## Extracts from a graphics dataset
-- begin --
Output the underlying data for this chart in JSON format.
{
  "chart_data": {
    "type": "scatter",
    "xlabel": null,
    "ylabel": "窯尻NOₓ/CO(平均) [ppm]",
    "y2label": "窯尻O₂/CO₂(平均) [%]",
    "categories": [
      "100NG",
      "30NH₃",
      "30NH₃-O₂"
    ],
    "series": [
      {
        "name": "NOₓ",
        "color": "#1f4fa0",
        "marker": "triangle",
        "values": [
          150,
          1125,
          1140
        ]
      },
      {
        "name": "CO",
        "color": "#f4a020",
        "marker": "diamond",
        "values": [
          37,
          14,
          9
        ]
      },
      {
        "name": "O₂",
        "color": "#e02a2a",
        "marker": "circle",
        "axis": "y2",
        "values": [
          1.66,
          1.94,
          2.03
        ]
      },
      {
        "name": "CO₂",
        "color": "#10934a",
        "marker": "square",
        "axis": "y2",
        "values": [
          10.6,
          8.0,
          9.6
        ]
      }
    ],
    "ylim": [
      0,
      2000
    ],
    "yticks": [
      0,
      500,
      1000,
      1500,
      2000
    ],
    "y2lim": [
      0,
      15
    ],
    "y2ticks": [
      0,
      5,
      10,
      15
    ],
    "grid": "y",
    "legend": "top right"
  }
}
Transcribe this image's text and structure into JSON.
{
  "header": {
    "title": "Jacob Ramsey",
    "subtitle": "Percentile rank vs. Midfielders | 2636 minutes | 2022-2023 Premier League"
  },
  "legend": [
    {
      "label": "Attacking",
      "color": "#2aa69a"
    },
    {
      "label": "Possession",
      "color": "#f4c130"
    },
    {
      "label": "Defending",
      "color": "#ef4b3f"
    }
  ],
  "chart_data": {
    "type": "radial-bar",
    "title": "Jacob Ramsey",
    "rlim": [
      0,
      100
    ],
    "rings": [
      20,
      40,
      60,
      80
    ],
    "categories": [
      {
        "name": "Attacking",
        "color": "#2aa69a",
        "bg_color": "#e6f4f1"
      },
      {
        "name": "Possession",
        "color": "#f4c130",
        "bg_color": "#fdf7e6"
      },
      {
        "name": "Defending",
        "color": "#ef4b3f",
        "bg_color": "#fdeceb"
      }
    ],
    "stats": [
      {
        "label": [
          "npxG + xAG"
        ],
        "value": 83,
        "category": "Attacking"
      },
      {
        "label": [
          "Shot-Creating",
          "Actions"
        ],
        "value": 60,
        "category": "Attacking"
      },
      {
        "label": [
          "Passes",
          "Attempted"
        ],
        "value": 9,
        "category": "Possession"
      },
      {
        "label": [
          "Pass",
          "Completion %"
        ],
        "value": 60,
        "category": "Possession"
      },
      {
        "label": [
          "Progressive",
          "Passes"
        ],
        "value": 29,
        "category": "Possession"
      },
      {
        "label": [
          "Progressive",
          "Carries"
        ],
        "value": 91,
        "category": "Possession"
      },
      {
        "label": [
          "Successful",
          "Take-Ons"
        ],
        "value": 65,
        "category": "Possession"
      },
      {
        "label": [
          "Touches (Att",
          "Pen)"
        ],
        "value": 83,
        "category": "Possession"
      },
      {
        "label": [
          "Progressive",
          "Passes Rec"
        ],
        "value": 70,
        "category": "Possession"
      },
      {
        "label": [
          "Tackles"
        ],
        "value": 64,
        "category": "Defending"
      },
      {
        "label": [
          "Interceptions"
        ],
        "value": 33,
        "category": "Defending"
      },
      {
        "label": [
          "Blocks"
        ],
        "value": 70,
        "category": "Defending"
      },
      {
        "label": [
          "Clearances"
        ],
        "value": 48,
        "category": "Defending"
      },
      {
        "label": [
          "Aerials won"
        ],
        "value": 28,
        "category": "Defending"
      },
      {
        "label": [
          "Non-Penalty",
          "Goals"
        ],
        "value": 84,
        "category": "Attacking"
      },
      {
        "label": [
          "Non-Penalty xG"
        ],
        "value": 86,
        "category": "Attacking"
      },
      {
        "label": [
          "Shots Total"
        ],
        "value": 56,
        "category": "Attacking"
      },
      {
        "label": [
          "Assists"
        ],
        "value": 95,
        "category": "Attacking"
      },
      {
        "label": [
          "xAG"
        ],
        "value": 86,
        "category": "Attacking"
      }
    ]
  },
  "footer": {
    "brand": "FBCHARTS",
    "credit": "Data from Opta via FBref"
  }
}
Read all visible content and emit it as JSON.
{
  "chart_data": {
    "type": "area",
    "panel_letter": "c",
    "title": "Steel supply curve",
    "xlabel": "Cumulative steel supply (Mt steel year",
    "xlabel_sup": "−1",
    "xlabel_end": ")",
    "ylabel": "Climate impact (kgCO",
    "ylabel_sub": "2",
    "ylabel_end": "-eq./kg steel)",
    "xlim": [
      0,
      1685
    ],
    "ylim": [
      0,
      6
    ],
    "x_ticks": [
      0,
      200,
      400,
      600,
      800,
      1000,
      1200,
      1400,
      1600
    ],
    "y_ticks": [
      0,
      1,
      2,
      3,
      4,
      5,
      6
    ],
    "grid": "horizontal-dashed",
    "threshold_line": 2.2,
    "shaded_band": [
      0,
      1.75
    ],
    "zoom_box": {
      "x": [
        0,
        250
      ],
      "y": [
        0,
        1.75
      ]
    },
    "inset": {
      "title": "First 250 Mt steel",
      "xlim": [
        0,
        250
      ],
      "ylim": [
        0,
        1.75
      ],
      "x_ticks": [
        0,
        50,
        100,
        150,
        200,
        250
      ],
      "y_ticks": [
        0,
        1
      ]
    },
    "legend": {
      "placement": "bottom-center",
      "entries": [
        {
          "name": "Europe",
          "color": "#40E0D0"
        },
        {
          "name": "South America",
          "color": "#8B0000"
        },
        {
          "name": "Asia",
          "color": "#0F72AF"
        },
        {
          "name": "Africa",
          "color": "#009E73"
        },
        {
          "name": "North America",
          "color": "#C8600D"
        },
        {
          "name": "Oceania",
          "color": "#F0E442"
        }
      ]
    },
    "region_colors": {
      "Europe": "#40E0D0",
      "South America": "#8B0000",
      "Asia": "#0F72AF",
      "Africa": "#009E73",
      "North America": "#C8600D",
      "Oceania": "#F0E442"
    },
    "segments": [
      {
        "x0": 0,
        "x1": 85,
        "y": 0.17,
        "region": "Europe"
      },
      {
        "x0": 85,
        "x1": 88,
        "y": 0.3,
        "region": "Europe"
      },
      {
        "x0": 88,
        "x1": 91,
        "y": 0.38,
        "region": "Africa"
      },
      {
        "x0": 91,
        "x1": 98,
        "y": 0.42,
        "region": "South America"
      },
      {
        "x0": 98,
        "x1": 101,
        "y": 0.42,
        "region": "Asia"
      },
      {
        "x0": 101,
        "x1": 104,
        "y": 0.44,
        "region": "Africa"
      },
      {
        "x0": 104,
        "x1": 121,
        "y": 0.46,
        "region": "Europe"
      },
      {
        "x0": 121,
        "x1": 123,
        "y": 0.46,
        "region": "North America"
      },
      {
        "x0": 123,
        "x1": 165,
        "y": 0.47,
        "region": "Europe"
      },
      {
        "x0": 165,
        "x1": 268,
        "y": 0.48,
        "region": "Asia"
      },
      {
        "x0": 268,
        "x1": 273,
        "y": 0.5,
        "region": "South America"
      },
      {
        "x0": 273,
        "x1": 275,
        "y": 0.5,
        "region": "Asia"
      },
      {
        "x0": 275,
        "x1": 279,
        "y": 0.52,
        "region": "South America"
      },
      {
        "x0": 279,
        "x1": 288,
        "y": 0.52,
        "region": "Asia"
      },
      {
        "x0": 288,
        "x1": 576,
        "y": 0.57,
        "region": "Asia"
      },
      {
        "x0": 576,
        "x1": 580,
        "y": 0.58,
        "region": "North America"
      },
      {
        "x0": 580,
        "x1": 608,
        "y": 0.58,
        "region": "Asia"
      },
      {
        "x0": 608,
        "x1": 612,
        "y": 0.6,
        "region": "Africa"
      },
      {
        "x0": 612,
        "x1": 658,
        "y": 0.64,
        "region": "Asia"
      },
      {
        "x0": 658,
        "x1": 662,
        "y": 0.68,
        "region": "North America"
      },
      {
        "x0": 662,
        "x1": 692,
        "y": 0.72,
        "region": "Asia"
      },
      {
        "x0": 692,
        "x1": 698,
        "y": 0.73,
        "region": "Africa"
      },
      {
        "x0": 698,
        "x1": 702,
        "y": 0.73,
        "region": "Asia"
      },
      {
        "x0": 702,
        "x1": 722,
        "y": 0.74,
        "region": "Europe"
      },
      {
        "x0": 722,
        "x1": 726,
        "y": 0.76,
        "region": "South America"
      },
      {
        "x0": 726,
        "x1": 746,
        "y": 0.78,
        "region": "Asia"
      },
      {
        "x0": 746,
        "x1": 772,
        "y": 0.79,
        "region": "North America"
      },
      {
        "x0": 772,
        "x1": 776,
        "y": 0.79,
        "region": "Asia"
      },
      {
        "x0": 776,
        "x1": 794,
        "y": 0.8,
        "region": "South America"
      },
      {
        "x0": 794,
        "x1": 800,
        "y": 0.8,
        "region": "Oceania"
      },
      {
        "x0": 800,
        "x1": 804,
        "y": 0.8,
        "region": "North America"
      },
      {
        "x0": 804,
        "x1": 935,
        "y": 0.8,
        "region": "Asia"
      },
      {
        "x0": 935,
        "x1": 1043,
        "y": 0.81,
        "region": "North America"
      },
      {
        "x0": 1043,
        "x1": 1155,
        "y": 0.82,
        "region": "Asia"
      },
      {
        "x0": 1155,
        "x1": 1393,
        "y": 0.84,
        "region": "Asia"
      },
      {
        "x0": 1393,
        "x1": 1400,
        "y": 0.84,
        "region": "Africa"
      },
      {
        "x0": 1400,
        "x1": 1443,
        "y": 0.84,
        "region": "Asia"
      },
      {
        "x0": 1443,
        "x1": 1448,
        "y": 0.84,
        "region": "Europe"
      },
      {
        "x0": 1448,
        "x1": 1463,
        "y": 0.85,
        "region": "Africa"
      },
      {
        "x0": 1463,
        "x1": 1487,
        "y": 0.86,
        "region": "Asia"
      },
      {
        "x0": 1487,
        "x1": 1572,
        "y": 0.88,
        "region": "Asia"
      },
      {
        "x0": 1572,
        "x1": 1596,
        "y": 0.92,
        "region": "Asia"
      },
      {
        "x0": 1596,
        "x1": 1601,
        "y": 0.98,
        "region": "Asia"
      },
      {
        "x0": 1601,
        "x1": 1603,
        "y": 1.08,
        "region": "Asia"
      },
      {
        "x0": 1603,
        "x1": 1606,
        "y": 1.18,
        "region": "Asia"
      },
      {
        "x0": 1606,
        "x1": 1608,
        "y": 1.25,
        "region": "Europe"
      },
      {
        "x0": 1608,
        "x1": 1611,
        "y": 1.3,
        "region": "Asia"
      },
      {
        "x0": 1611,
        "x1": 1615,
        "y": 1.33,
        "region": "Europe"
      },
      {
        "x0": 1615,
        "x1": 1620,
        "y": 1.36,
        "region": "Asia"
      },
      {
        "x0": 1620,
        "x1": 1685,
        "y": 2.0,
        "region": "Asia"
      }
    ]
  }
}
-- end --
## Work to be completed
Which lines hold the word "supply"? Copy each of them from the records.

## Reply
    "title": "Steel supply curve",
    "xlabel": "Cumulative steel supply (Mt steel year",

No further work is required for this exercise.